═════ EXTRACTED DATA

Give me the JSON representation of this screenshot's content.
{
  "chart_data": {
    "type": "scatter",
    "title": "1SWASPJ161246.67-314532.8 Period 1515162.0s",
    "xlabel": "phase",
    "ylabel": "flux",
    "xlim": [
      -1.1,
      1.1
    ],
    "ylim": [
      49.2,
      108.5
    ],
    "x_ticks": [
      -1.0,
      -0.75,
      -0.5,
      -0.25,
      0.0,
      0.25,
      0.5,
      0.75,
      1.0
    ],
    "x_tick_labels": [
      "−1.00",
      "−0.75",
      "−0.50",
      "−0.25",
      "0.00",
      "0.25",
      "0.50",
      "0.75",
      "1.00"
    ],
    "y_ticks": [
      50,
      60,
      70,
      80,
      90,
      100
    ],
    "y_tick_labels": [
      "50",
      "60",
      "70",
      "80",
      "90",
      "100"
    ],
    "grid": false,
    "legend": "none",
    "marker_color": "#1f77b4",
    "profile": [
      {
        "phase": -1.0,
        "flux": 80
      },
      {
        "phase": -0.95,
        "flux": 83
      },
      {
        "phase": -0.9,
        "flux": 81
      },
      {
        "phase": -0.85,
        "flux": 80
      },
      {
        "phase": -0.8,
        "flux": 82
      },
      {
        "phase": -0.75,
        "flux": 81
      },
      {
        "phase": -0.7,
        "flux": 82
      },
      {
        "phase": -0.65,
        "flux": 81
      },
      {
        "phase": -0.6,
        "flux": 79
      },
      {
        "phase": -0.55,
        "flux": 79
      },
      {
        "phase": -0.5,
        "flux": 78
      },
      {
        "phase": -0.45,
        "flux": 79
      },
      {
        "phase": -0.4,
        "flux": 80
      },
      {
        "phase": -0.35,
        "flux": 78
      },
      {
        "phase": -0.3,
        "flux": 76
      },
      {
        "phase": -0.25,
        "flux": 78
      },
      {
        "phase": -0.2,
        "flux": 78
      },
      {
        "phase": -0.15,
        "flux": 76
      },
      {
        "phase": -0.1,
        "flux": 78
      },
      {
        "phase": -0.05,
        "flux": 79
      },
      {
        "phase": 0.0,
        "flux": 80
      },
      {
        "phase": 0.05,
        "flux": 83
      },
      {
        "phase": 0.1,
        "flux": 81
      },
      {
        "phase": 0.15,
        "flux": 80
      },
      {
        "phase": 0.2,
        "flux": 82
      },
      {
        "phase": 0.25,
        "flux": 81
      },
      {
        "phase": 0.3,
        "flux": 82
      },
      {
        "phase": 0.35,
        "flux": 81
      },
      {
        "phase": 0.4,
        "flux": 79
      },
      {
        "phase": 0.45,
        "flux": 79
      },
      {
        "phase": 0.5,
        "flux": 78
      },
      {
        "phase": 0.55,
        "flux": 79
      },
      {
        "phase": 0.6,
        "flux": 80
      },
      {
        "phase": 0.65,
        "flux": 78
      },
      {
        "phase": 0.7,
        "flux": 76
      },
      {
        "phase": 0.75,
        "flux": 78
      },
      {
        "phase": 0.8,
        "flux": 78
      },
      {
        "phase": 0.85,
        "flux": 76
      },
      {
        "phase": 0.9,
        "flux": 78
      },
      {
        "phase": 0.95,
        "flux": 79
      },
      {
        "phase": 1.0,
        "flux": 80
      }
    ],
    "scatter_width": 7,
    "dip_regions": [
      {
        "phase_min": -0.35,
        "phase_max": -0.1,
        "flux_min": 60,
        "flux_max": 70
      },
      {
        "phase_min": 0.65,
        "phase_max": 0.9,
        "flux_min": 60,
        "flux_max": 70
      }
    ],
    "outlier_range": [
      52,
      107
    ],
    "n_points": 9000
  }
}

══════════

(EXERCISE BRIEF) All of the material above needs to be copied exactly.

(RESPONSE TO THIS TASK)
Give me the JSON representation of this screenshot's content.
{
  "chart_data": {
    "type": "scatter",
    "title": "1SWASPJ161246.67-314532.8 Period 1515162.0s",
    "xlabel": "phase",
    "ylabel": "flux",
    "xlim": [
      -1.1,
      1.1
    ],
    "ylim": [
      49.2,
      108.5
    ],
    "x_ticks": [
      -1.0,
      -0.75,
      -0.5,
      -0.25,
      0.0,
      0.25,
      0.5,
      0.75,
      1.0
    ],
    "x_tick_labels": [
      "−1.00",
      "−0.75",
      "−0.50",
      "−0.25",
      "0.00",
      "0.25",
      "0.50",
      "0.75",
      "1.00"
    ],
    "y_ticks": [
      50,
      60,
      70,
      80,
      90,
      100
    ],
    "y_tick_labels": [
      "50",
      "60",
      "70",
      "80",
      "90",
      "100"
    ],
    "grid": false,
    "legend": "none",
    "marker_color": "#1f77b4",
    "profile": [
      {
        "phase": -1.0,
        "flux": 80
      },
      {
        "phase": -0.95,
        "flux": 83
      },
      {
        "phase": -0.9,
        "flux": 81
      },
      {
        "phase": -0.85,
        "flux": 80
      },
      {
        "phase": -0.8,
        "flux": 82
      },
      {
        "phase": -0.75,
        "flux": 81
      },
      {
        "phase": -0.7,
        "flux": 82
      },
      {
        "phase": -0.65,
        "flux": 81
      },
      {
        "phase": -0.6,
        "flux": 79
      },
      {
        "phase": -0.55,
        "flux": 79
      },
      {
        "phase": -0.5,
        "flux": 78
      },
      {
        "phase": -0.45,
        "flux": 79
      },
      {
        "phase": -0.4,
        "flux": 80
      },
      {
        "phase": -0.35,
        "flux": 78
      },
      {
        "phase": -0.3,
        "flux": 76
      },
      {
        "phase": -0.25,
        "flux": 78
      },
      {
        "phase": -0.2,
        "flux": 78
      },
      {
        "phase": -0.15,
        "flux": 76
      },
      {
        "phase": -0.1,
        "flux": 78
      },
      {
        "phase": -0.05,
        "flux": 79
      },
      {
        "phase": 0.0,
        "flux": 80
      },
      {
        "phase": 0.05,
        "flux": 83
      },
      {
        "phase": 0.1,
        "flux": 81
      },
      {
        "phase": 0.15,
        "flux": 80
      },
      {
        "phase": 0.2,
        "flux": 82
      },
      {
        "phase": 0.25,
        "flux": 81
      },
      {
        "phase": 0.3,
        "flux": 82
      },
      {
        "phase": 0.35,
        "flux": 81
      },
      {
        "phase": 0.4,
        "flux": 79
      },
      {
        "phase": 0.45,
        "flux": 79
      },
      {
        "phase": 0.5,
        "flux": 78
      },
      {
        "phase": 0.55,
        "flux": 79
      },
      {
        "phase": 0.6,
        "flux": 80
      },
      {
        "phase": 0.65,
        "flux": 78
      },
      {
        "phase": 0.7,
        "flux": 76
      },
      {
        "phase": 0.75,
        "flux": 78
      },
      {
        "phase": 0.8,
        "flux": 78
      },
      {
        "phase": 0.85,
        "flux": 76
      },
      {
        "phase": 0.9,
        "flux": 78
      },
      {
        "phase": 0.95,
        "flux": 79
      },
      {
        "phase": 1.0,
        "flux": 80
      }
    ],
    "scatter_width": 7,
    "dip_regions": [
      {
        "phase_min": -0.35,
        "phase_max": -0.1,
        "flux_min": 60,
        "flux_max": 70
      },
      {
        "phase_min": 0.65,
        "phase_max": 0.9,
        "flux_min": 60,
        "flux_max": 70
      }
    ],
    "outlier_range": [
      52,
      107
    ],
    "n_points": 9000
  }
}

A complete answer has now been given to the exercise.